## WHAT IS ASKED
Would you set down every entry shown below, precisely as written?

START DATA SUPPLIED

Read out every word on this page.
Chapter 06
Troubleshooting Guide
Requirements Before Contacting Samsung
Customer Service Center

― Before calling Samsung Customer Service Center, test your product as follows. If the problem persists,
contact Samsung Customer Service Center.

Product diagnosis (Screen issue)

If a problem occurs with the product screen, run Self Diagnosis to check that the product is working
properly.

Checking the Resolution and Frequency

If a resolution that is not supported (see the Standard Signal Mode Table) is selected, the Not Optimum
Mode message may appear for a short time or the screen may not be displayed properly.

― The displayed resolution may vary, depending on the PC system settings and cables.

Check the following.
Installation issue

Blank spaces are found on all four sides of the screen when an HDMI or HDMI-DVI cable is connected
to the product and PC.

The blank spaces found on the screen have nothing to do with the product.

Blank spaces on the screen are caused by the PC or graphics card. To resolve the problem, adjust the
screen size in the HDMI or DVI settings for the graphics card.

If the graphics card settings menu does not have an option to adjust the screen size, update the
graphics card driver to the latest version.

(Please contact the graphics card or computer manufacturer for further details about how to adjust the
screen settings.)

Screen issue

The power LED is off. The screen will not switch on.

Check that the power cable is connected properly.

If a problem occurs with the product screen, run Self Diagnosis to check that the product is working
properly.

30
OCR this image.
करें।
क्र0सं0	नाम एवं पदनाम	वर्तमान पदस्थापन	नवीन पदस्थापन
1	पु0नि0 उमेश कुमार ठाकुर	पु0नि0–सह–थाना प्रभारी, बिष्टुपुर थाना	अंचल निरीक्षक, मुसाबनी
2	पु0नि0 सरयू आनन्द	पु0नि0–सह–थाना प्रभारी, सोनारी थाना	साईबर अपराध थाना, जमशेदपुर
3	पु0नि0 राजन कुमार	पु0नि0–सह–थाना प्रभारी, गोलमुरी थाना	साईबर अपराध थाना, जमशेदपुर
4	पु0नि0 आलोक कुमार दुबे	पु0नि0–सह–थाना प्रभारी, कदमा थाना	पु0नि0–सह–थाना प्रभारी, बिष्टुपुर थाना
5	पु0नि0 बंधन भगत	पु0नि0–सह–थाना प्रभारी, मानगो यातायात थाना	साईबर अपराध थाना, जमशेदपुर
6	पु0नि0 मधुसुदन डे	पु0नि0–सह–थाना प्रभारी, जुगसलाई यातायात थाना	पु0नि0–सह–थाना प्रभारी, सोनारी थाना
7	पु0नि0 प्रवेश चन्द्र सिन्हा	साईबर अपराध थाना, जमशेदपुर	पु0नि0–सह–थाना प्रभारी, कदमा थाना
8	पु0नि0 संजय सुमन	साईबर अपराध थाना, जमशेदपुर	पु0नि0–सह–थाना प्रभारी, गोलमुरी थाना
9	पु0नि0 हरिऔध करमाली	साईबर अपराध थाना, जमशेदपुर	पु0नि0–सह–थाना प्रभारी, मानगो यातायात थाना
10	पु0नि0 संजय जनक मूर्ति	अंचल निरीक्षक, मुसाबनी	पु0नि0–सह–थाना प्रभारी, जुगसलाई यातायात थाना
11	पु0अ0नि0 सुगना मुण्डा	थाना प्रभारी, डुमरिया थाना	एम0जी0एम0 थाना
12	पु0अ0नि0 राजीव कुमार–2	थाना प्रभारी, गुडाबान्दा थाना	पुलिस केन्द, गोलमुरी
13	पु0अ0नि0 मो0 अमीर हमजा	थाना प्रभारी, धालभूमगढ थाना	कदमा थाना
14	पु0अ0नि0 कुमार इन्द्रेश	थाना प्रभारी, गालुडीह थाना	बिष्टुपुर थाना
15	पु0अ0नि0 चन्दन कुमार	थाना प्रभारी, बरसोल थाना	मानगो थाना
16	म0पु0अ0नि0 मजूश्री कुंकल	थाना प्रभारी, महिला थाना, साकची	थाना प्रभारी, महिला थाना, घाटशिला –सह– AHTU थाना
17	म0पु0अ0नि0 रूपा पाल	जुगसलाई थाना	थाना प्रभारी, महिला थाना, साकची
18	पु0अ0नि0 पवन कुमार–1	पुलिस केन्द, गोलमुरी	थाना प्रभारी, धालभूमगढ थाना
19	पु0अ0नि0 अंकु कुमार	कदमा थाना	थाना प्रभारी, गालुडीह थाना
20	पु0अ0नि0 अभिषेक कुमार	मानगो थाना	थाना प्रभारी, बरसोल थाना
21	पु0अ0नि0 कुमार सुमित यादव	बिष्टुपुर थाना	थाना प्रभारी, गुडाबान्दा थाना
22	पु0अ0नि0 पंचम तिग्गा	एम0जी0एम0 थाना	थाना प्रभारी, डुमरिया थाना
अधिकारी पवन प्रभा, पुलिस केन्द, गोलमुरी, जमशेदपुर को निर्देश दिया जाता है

END DATA SUPPLIED

## TASK RESULT
Read out every word on this page.
Chapter 06
Troubleshooting Guide
Requirements Before Contacting Samsung
Customer Service Center

― Before calling Samsung Customer Service Center, test your product as follows. If the problem persists,
contact Samsung Customer Service Center.

Product diagnosis (Screen issue)

If a problem occurs with the product screen, run Self Diagnosis to check that the product is working
properly.

Checking the Resolution and Frequency

If a resolution that is not supported (see the Standard Signal Mode Table) is selected, the Not Optimum
Mode message may appear for a short time or the screen may not be displayed properly.

― The displayed resolution may vary, depending on the PC system settings and cables.

Check the following.
Installation issue

Blank spaces are found on all four sides of the screen when an HDMI or HDMI-DVI cable is connected
to the product and PC.

The blank spaces found on the screen have nothing to do with the product.

Blank spaces on the screen are caused by the PC or graphics card. To resolve the problem, adjust the
screen size in the HDMI or DVI settings for the graphics card.

If the graphics card settings menu does not have an option to adjust the screen size, update the
graphics card driver to the latest version.

(Please contact the graphics card or computer manufacturer for further details about how to adjust the
screen settings.)

Screen issue

The power LED is off. The screen will not switch on.

Check that the power cable is connected properly.

If a problem occurs with the product screen, run Self Diagnosis to check that the product is working
properly.

30
OCR this image.
करें।
क्र0सं0	नाम एवं पदनाम	वर्तमान पदस्थापन	नवीन पदस्थापन
1	पु0नि0 उमेश कुमार ठाकुर	पु0नि0–सह–थाना प्रभारी, बिष्टुपुर थाना	अंचल निरीक्षक, मुसाबनी
2	पु0नि0 सरयू आनन्द	पु0नि0–सह–थाना प्रभारी, सोनारी थाना	साईबर अपराध थाना, जमशेदपुर
3	पु0नि0 राजन कुमार	पु0नि0–सह–थाना प्रभारी, गोलमुरी थाना	साईबर अपराध थाना, जमशेदपुर
4	पु0नि0 आलोक कुमार दुबे	पु0नि0–सह–थाना प्रभारी, कदमा थाना	पु0नि0–सह–थाना प्रभारी, बिष्टुपुर थाना
5	पु0नि0 बंधन भगत	पु0नि0–सह–थाना प्रभारी, मानगो यातायात थाना	साईबर अपराध थाना, जमशेदपुर
6	पु0नि0 मधुसुदन डे	पु0नि0–सह–थाना प्रभारी, जुगसलाई यातायात थाना	पु0नि0–सह–थाना प्रभारी, सोनारी थाना
7	पु0नि0 प्रवेश चन्द्र सिन्हा	साईबर अपराध थाना, जमशेदपुर	पु0नि0–सह–थाना प्रभारी, कदमा थाना
8	पु0नि0 संजय सुमन	साईबर अपराध थाना, जमशेदपुर	पु0नि0–सह–थाना प्रभारी, गोलमुरी थाना
9	पु0नि0 हरिऔध करमाली	साईबर अपराध थाना, जमशेदपुर	पु0नि0–सह–थाना प्रभारी, मानगो यातायात थाना
10	पु0नि0 संजय जनक मूर्ति	अंचल निरीक्षक, मुसाबनी	पु0नि0–सह–थाना प्रभारी, जुगसलाई यातायात थाना
11	पु0अ0नि0 सुगना मुण्डा	थाना प्रभारी, डुमरिया थाना	एम0जी0एम0 थाना
12	पु0अ0नि0 राजीव कुमार–2	थाना प्रभारी, गुडाबान्दा थाना	पुलिस केन्द, गोलमुरी
13	पु0अ0नि0 मो0 अमीर हमजा	थाना प्रभारी, धालभूमगढ थाना	कदमा थाना
14	पु0अ0नि0 कुमार इन्द्रेश	थाना प्रभारी, गालुडीह थाना	बिष्टुपुर थाना
15	पु0अ0नि0 चन्दन कुमार	थाना प्रभारी, बरसोल थाना	मानगो थाना
16	म0पु0अ0नि0 मजूश्री कुंकल	थाना प्रभारी, महिला थाना, साकची	थाना प्रभारी, महिला थाना, घाटशिला –सह– AHTU थाना
17	म0पु0अ0नि0 रूपा पाल	जुगसलाई थाना	थाना प्रभारी, महिला थाना, साकची
18	पु0अ0नि0 पवन कुमार–1	पुलिस केन्द, गोलमुरी	थाना प्रभारी, धालभूमगढ थाना
19	पु0अ0नि0 अंकु कुमार	कदमा थाना	थाना प्रभारी, गालुडीह थाना
20	पु0अ0नि0 अभिषेक कुमार	मानगो थाना	थाना प्रभारी, बरसोल थाना
21	पु0अ0नि0 कुमार सुमित यादव	बिष्टुपुर थाना	थाना प्रभारी, गुडाबान्दा थाना
22	पु0अ0नि0 पंचम तिग्गा	एम0जी0एम0 थाना	थाना प्रभारी, डुमरिया थाना
अधिकारी पवन प्रभा, पुलिस केन्द, गोलमुरी, जमशेदपुर को निर्देश दिया जाता है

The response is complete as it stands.